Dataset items
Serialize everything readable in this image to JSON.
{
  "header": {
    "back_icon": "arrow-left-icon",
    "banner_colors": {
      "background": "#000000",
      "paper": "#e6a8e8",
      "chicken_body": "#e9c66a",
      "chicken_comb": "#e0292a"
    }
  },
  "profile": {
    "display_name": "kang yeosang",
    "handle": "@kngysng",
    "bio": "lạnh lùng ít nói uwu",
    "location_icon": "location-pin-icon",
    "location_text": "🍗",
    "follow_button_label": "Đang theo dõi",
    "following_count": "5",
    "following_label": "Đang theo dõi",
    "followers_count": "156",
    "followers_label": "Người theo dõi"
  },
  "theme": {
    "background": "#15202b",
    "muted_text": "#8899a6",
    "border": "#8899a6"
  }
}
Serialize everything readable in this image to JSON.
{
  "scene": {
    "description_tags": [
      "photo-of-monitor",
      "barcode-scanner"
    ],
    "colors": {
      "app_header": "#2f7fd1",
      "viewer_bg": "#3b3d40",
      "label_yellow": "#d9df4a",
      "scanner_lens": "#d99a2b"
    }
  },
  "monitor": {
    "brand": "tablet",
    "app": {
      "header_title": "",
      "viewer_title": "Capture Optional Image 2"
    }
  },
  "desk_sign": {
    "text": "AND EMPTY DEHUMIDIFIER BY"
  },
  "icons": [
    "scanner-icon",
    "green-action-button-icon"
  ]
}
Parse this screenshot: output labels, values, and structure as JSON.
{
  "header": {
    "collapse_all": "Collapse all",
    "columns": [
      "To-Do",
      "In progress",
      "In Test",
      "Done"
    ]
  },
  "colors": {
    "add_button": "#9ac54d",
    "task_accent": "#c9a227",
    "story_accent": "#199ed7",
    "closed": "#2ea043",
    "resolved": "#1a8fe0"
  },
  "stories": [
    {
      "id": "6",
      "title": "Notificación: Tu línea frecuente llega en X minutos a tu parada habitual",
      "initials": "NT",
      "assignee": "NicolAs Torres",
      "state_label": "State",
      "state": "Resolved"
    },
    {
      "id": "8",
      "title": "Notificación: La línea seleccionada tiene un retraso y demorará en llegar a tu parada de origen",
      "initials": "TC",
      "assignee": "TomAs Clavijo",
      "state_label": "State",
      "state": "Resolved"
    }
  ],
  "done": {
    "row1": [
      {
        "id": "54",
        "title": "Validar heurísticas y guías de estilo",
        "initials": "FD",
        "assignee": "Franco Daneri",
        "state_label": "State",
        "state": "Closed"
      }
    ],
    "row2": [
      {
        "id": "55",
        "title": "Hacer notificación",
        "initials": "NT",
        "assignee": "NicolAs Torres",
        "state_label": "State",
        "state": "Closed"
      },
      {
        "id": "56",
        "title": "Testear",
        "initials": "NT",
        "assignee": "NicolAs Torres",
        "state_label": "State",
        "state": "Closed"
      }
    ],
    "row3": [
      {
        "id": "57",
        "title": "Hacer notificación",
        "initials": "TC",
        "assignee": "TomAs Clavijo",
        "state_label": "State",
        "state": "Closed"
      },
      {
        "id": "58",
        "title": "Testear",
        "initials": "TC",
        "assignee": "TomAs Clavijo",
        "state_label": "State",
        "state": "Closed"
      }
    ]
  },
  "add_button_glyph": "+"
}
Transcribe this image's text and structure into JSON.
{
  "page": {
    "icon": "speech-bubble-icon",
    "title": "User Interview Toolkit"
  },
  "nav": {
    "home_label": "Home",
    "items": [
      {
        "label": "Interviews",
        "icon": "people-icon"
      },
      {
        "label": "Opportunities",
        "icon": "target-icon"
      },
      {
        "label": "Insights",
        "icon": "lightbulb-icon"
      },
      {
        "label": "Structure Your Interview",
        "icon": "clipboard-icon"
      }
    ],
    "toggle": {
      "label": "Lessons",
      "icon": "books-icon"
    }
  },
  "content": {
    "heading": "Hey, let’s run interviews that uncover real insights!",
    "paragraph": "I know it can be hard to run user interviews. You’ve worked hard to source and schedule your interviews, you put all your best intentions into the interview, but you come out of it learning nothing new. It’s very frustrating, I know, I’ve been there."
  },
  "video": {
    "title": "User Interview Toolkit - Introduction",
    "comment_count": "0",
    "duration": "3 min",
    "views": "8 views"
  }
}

STATED TASK
Transcribe the material exactly as it reads.

OUTPUT FOR THIS EXERCISE
Serialize everything readable in this image to JSON.
{
  "header": {
    "back_icon": "arrow-left-icon",
    "banner_colors": {
      "background": "#000000",
      "paper": "#e6a8e8",
      "chicken_body": "#e9c66a",
      "chicken_comb": "#e0292a"
    }
  },
  "profile": {
    "display_name": "kang yeosang",
    "handle": "@kngysng",
    "bio": "lạnh lùng ít nói uwu",
    "location_icon": "location-pin-icon",
    "location_text": "🍗",
    "follow_button_label": "Đang theo dõi",
    "following_count": "5",
    "following_label": "Đang theo dõi",
    "followers_count": "156",
    "followers_label": "Người theo dõi"
  },
  "theme": {
    "background": "#15202b",
    "muted_text": "#8899a6",
    "border": "#8899a6"
  }
}
Serialize everything readable in this image to JSON.
{
  "scene": {
    "description_tags": [
      "photo-of-monitor",
      "barcode-scanner"
    ],
    "colors": {
      "app_header": "#2f7fd1",
      "viewer_bg": "#3b3d40",
      "label_yellow": "#d9df4a",
      "scanner_lens": "#d99a2b"
    }
  },
  "monitor": {
    "brand": "tablet",
    "app": {
      "header_title": "",
      "viewer_title": "Capture Optional Image 2"
    }
  },
  "desk_sign": {
    "text": "AND EMPTY DEHUMIDIFIER BY"
  },
  "icons": [
    "scanner-icon",
    "green-action-button-icon"
  ]
}
Parse this screenshot: output labels, values, and structure as JSON.
{
  "header": {
    "collapse_all": "Collapse all",
    "columns": [
      "To-Do",
      "In progress",
      "In Test",
      "Done"
    ]
  },
  "colors": {
    "add_button": "#9ac54d",
    "task_accent": "#c9a227",
    "story_accent": "#199ed7",
    "closed": "#2ea043",
    "resolved": "#1a8fe0"
  },
  "stories": [
    {
      "id": "6",
      "title": "Notificación: Tu línea frecuente llega en X minutos a tu parada habitual",
      "initials": "NT",
      "assignee": "NicolAs Torres",
      "state_label": "State",
      "state": "Resolved"
    },
    {
      "id": "8",
      "title": "Notificación: La línea seleccionada tiene un retraso y demorará en llegar a tu parada de origen",
      "initials": "TC",
      "assignee": "TomAs Clavijo",
      "state_label": "State",
      "state": "Resolved"
    }
  ],
  "done": {
    "row1": [
      {
        "id": "54",
        "title": "Validar heurísticas y guías de estilo",
        "initials": "FD",
        "assignee": "Franco Daneri",
        "state_label": "State",
        "state": "Closed"
      }
    ],
    "row2": [
      {
        "id": "55",
        "title": "Hacer notificación",
        "initials": "NT",
        "assignee": "NicolAs Torres",
        "state_label": "State",
        "state": "Closed"
      },
      {
        "id": "56",
        "title": "Testear",
        "initials": "NT",
        "assignee": "NicolAs Torres",
        "state_label": "State",
        "state": "Closed"
      }
    ],
    "row3": [
      {
        "id": "57",
        "title": "Hacer notificación",
        "initials": "TC",
        "assignee": "TomAs Clavijo",
        "state_label": "State",
        "state": "Closed"
      },
      {
        "id": "58",
        "title": "Testear",
        "initials": "TC",
        "assignee": "TomAs Clavijo",
        "state_label": "State",
        "state": "Closed"
      }
    ]
  },
  "add_button_glyph": "+"
}
Transcribe this image's text and structure into JSON.
{
  "page": {
    "icon": "speech-bubble-icon",
    "title": "User Interview Toolkit"
  },
  "nav": {
    "home_label": "Home",
    "items": [
      {
        "label": "Interviews",
        "icon": "people-icon"
      },
      {
        "label": "Opportunities",
        "icon": "target-icon"
      },
      {
        "label": "Insights",
        "icon": "lightbulb-icon"
      },
      {
        "label": "Structure Your Interview",
        "icon": "clipboard-icon"
      }
    ],
    "toggle": {
      "label": "Lessons",
      "icon": "books-icon"
    }
  },
  "content": {
    "heading": "Hey, let’s run interviews that uncover real insights!",
    "paragraph": "I know it can be hard to run user interviews. You’ve worked hard to source and schedule your interviews, you put all your best intentions into the interview, but you come out of it learning nothing new. It’s very frustrating, I know, I’ve been there."
  },
  "video": {
    "title": "User Interview Toolkit - Introduction",
    "comment_count": "0",
    "duration": "3 min",
    "views": "8 views"
  }
}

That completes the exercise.